(Source data)
--------------------------------

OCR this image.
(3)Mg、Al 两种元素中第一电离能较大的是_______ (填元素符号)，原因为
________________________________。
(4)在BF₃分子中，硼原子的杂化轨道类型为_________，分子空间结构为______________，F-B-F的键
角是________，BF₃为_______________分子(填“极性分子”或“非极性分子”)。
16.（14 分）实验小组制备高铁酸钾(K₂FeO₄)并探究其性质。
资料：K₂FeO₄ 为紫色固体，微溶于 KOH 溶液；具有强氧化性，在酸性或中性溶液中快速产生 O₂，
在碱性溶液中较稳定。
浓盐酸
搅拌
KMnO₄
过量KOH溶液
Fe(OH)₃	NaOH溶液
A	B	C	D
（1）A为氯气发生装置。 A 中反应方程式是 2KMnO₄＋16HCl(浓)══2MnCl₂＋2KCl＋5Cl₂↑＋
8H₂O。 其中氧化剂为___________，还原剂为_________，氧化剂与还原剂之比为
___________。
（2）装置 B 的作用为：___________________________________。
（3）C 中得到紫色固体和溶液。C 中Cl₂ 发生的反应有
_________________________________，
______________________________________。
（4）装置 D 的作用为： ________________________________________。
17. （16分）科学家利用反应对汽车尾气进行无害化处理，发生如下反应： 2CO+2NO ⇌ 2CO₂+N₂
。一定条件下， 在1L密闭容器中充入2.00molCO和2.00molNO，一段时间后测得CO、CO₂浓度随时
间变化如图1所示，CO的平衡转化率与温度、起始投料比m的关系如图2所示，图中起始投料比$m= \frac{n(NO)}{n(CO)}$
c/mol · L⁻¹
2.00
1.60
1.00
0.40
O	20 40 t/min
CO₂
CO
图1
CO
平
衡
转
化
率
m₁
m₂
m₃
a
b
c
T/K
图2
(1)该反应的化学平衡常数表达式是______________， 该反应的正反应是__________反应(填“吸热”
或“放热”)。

--------------------------------

* Challenge: Nothing in the listing may be changed; retype it all exactly.

* Solution to this problem:
OCR this image.
(3)Mg、Al 两种元素中第一电离能较大的是_______ (填元素符号)，原因为
________________________________。
(4)在BF₃分子中，硼原子的杂化轨道类型为_________，分子空间结构为______________，F-B-F的键
角是________，BF₃为_______________分子(填“极性分子”或“非极性分子”)。
16.（14 分）实验小组制备高铁酸钾(K₂FeO₄)并探究其性质。
资料：K₂FeO₄ 为紫色固体，微溶于 KOH 溶液；具有强氧化性，在酸性或中性溶液中快速产生 O₂，
在碱性溶液中较稳定。
浓盐酸
搅拌
KMnO₄
过量KOH溶液
Fe(OH)₃	NaOH溶液
A	B	C	D
（1）A为氯气发生装置。 A 中反应方程式是 2KMnO₄＋16HCl(浓)══2MnCl₂＋2KCl＋5Cl₂↑＋
8H₂O。 其中氧化剂为___________，还原剂为_________，氧化剂与还原剂之比为
___________。
（2）装置 B 的作用为：___________________________________。
（3）C 中得到紫色固体和溶液。C 中Cl₂ 发生的反应有
_________________________________，
______________________________________。
（4）装置 D 的作用为： ________________________________________。
17. （16分）科学家利用反应对汽车尾气进行无害化处理，发生如下反应： 2CO+2NO ⇌ 2CO₂+N₂
。一定条件下， 在1L密闭容器中充入2.00molCO和2.00molNO，一段时间后测得CO、CO₂浓度随时
间变化如图1所示，CO的平衡转化率与温度、起始投料比m的关系如图2所示，图中起始投料比$m= \frac{n(NO)}{n(CO)}$
c/mol · L⁻¹
2.00
1.60
1.00
0.40
O	20 40 t/min
CO₂
CO
图1
CO
平
衡
转
化
率
m₁
m₂
m₃
a
b
c
T/K
图2
(1)该反应的化学平衡常数表达式是______________， 该反应的正反应是__________反应(填“吸热”
或“放热”)。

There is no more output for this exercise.